# Instructions to follow
Below are the records; pull every line that includes "before".
[Start of Given data]
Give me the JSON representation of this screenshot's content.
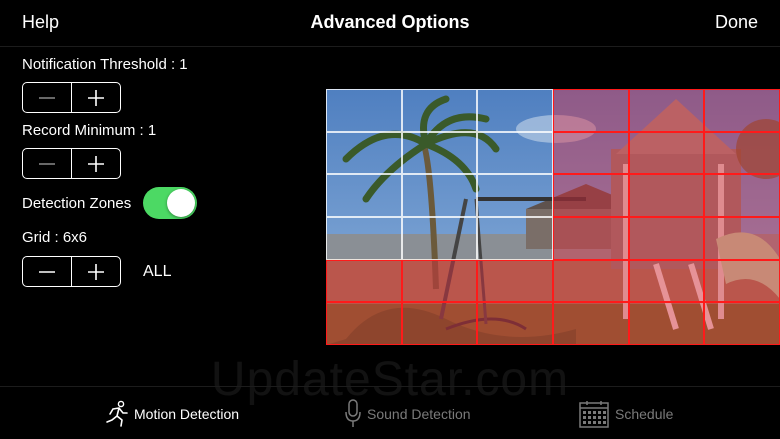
{
  "navbar": {
    "left_label": "Help",
    "title": "Advanced Options",
    "right_label": "Done"
  },
  "settings": {
    "notification_threshold": "Notification Threshold : 1",
    "record_minimum": "Record Minimum : 1",
    "detection_zones": {
      "label": "Detection Zones",
      "enabled": true
    },
    "grid": "Grid : 6x6",
    "all_label": "ALL"
  },
  "zone_grid": {
    "rows": 6,
    "cols": 6,
    "selected": [
      [
        false,
        false,
        false,
        true,
        true,
        true
      ],
      [
        false,
        false,
        false,
        true,
        true,
        true
      ],
      [
        false,
        false,
        false,
        true,
        true,
        true
      ],
      [
        false,
        false,
        false,
        true,
        true,
        true
      ],
      [
        true,
        true,
        true,
        true,
        true,
        true
      ],
      [
        true,
        true,
        true,
        true,
        true,
        true
      ]
    ]
  },
  "watermark": "UpdateStar.com",
  "tabs": [
    {
      "label": "Motion Detection",
      "icon": "running-person-icon",
      "active": true
    },
    {
      "label": "Sound Detection",
      "icon": "microphone-icon",
      "active": false
    },
    {
      "label": "Schedule",
      "icon": "calendar-icon",
      "active": false
    }
  ],
  "colors": {
    "toggle_on": "#4cd964",
    "zone_selected": "#ff1a1a"
  }
}
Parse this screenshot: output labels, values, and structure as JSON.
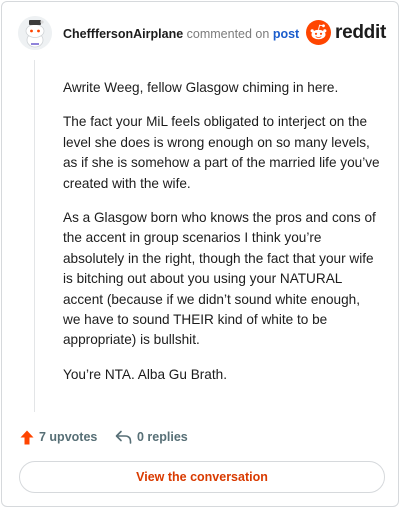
{
  "header": {
    "author": "ChefffersonAirplane",
    "commented_text": "commented on",
    "post_link": "post",
    "brand": "reddit"
  },
  "comment": {
    "paragraphs": [
      "Awrite Weeg, fellow Glasgow chiming in here.",
      "The fact your MiL feels obligated to interject on the level she does is wrong enough on so many levels, as if she is somehow a part of the married life you’ve created with the wife.",
      "As a Glasgow born who knows the pros and cons of the accent in group scenarios I think you’re absolutely in the right, though the fact that your wife is bitching out about you using your NATURAL accent (because if we didn’t sound white enough, we have to sound THEIR kind of white to be appropriate) is bullshit.",
      "You’re NTA. Alba Gu Brath."
    ]
  },
  "actions": {
    "upvotes": "7 upvotes",
    "replies": "0 replies"
  },
  "cta": {
    "label": "View the conversation"
  },
  "colors": {
    "upvote": "#ff4500",
    "cta_text": "#d93a00",
    "link": "#1a5ccc"
  }
}
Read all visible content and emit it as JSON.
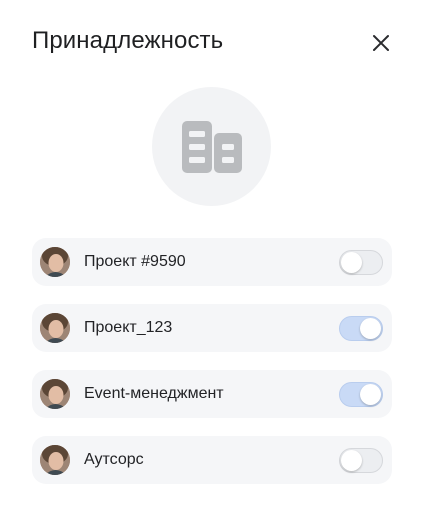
{
  "dialog": {
    "title": "Принадлежность",
    "close_icon": "close-icon",
    "hero_icon": "building-icon"
  },
  "items": [
    {
      "label": "Проект #9590",
      "enabled": false
    },
    {
      "label": "Проект_123",
      "enabled": true
    },
    {
      "label": "Event-менеджмент",
      "enabled": true
    },
    {
      "label": "Аутсорс",
      "enabled": false
    }
  ],
  "colors": {
    "toggle_on": "#c9daf6",
    "toggle_off": "#eceef1",
    "row_bg": "#f5f6f8",
    "icon_gray": "#b9bbbe"
  }
}
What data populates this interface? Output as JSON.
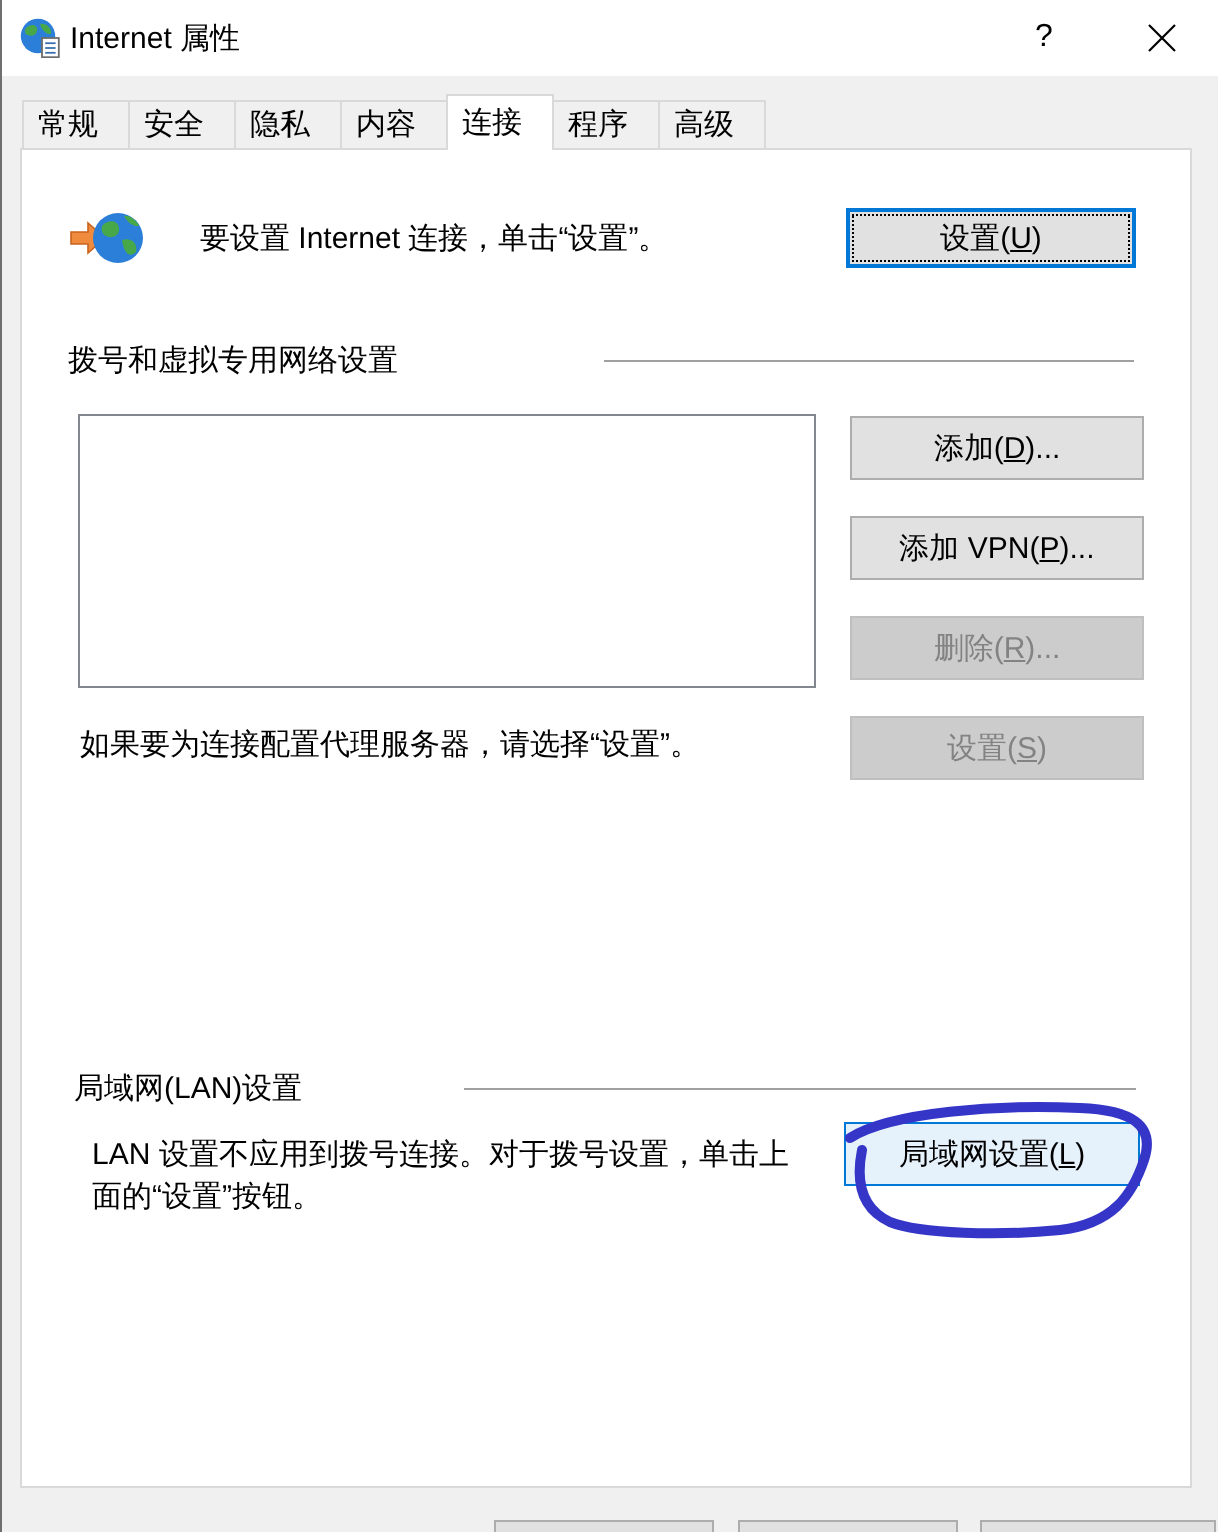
{
  "window": {
    "title": "Internet 属性",
    "help_button": "?"
  },
  "tabs": [
    {
      "label": "常规",
      "selected": false
    },
    {
      "label": "安全",
      "selected": false
    },
    {
      "label": "隐私",
      "selected": false
    },
    {
      "label": "内容",
      "selected": false
    },
    {
      "label": "连接",
      "selected": true
    },
    {
      "label": "程序",
      "selected": false
    },
    {
      "label": "高级",
      "selected": false
    }
  ],
  "connection_setup": {
    "text": "要设置 Internet 连接，单击“设置”。",
    "button": {
      "before": "设置(",
      "key": "U",
      "after": ")",
      "focused": true,
      "disabled": false
    }
  },
  "dialup_vpn": {
    "heading": "拨号和虚拟专用网络设置",
    "buttons": [
      {
        "before": "添加(",
        "key": "D",
        "after": ")...",
        "disabled": false
      },
      {
        "before": "添加 VPN(",
        "key": "P",
        "after": ")...",
        "disabled": false
      },
      {
        "before": "删除(",
        "key": "R",
        "after": ")...",
        "disabled": true
      },
      {
        "before": "设置(",
        "key": "S",
        "after": ")",
        "disabled": true
      }
    ],
    "proxy_note": "如果要为连接配置代理服务器，请选择“设置”。"
  },
  "lan": {
    "heading": "局域网(LAN)设置",
    "note": "LAN 设置不应用到拨号连接。对于拨号设置，单击上面的“设置”按钮。",
    "button": {
      "before": "局域网设置(",
      "key": "L",
      "after": ")",
      "hovered": true,
      "disabled": false
    }
  }
}
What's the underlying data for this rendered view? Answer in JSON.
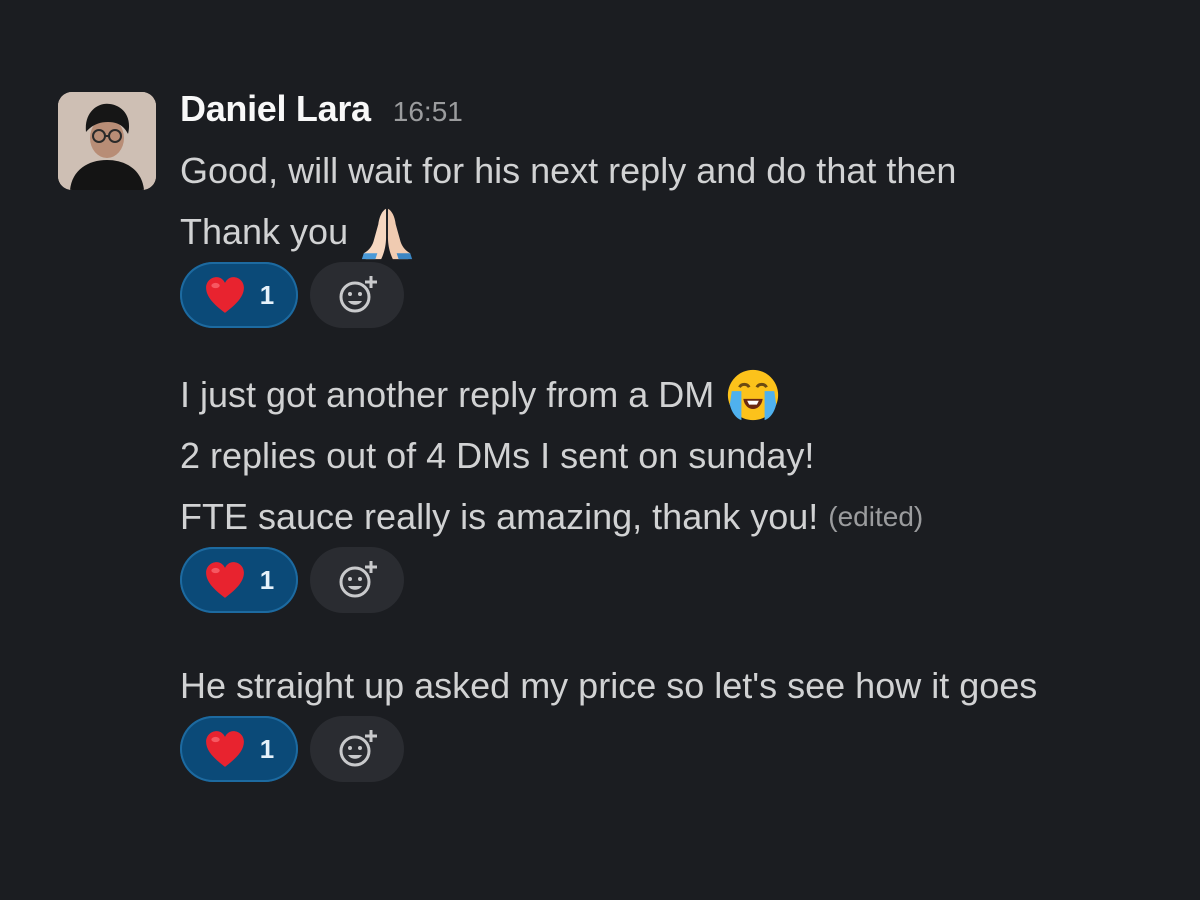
{
  "message": {
    "author": "Daniel Lara",
    "time": "16:51"
  },
  "messages": [
    {
      "lines": [
        "Good, will wait for his next reply and do that then",
        "Thank you"
      ],
      "emoji": "folded-hands",
      "reactions": [
        {
          "emoji": "heart",
          "count": "1"
        }
      ]
    },
    {
      "lines": [
        "I just got another reply from a DM",
        "2 replies out of 4 DMs I sent on sunday!",
        "FTE sauce really is amazing, thank you!"
      ],
      "emoji": "loudly-crying-face",
      "edited": "(edited)",
      "reactions": [
        {
          "emoji": "heart",
          "count": "1"
        }
      ]
    },
    {
      "lines": [
        "He straight up asked my price so let's see how it goes"
      ],
      "reactions": [
        {
          "emoji": "heart",
          "count": "1"
        }
      ]
    }
  ],
  "colors": {
    "background": "#1b1d21",
    "reaction_active": "#0b4a78",
    "text": "#d1d2d3"
  }
}
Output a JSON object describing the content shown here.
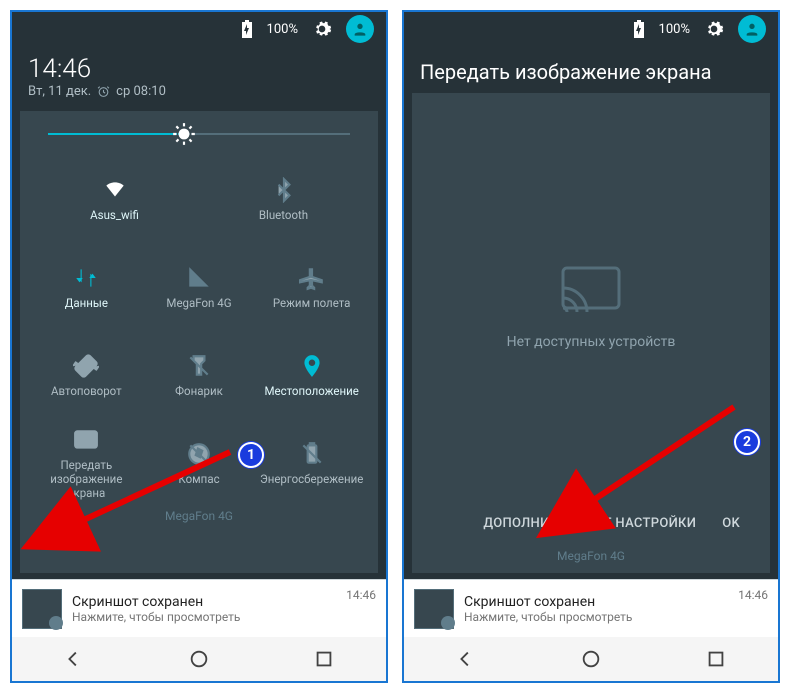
{
  "status": {
    "battery": "100%"
  },
  "s1": {
    "clock": "14:46",
    "date": "Вт, 11 дек.",
    "alarm": "ср 08:10",
    "tiles": {
      "wifi": "Asus_wifi",
      "bt": "Bluetooth",
      "data": "Данные",
      "signal": "MegaFon 4G",
      "airplane": "Режим полета",
      "rotate": "Автоповорот",
      "flash": "Фонарик",
      "location": "Местоположение",
      "cast": "Передать\nизображение экрана",
      "compass": "Компас",
      "battery": "Энергосбережение"
    },
    "carrier": "MegaFon 4G"
  },
  "s2": {
    "title": "Передать изображение экрана",
    "empty": "Нет доступных устройств",
    "more": "ДОПОЛНИТЕЛЬНЫЕ НАСТРОЙКИ",
    "ok": "OK",
    "carrier": "MegaFon 4G"
  },
  "notif": {
    "title": "Скриншот сохранен",
    "sub": "Нажмите, чтобы просмотреть",
    "ts": "14:46"
  },
  "annot": {
    "b1": "1",
    "b2": "2"
  }
}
[End of Given data]
# Result of the task
      "before": "设置(",
        "before": "添加(",
        "before": "添加 VPN(",
        "before": "删除(",
        "before": "设置(",
      "before": "局域网设置(",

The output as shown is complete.